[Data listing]
******************************

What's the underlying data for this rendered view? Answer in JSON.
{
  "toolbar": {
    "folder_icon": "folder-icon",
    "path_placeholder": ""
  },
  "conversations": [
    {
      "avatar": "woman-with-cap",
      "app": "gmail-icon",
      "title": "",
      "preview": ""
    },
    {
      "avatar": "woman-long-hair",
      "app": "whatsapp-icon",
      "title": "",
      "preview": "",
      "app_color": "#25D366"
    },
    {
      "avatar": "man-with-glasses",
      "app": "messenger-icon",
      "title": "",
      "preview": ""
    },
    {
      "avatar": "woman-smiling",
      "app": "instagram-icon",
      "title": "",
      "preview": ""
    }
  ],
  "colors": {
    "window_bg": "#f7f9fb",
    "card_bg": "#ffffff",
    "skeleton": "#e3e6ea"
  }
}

******************************

> **Requirements**:
Write out every entry exactly as given.

> **Answer in full**:
What's the underlying data for this rendered view? Answer in JSON.
{
  "toolbar": {
    "folder_icon": "folder-icon",
    "path_placeholder": ""
  },
  "conversations": [
    {
      "avatar": "woman-with-cap",
      "app": "gmail-icon",
      "title": "",
      "preview": ""
    },
    {
      "avatar": "woman-long-hair",
      "app": "whatsapp-icon",
      "title": "",
      "preview": "",
      "app_color": "#25D366"
    },
    {
      "avatar": "man-with-glasses",
      "app": "messenger-icon",
      "title": "",
      "preview": ""
    },
    {
      "avatar": "woman-smiling",
      "app": "instagram-icon",
      "title": "",
      "preview": ""
    }
  ],
  "colors": {
    "window_bg": "#f7f9fb",
    "card_bg": "#ffffff",
    "skeleton": "#e3e6ea"
  }
}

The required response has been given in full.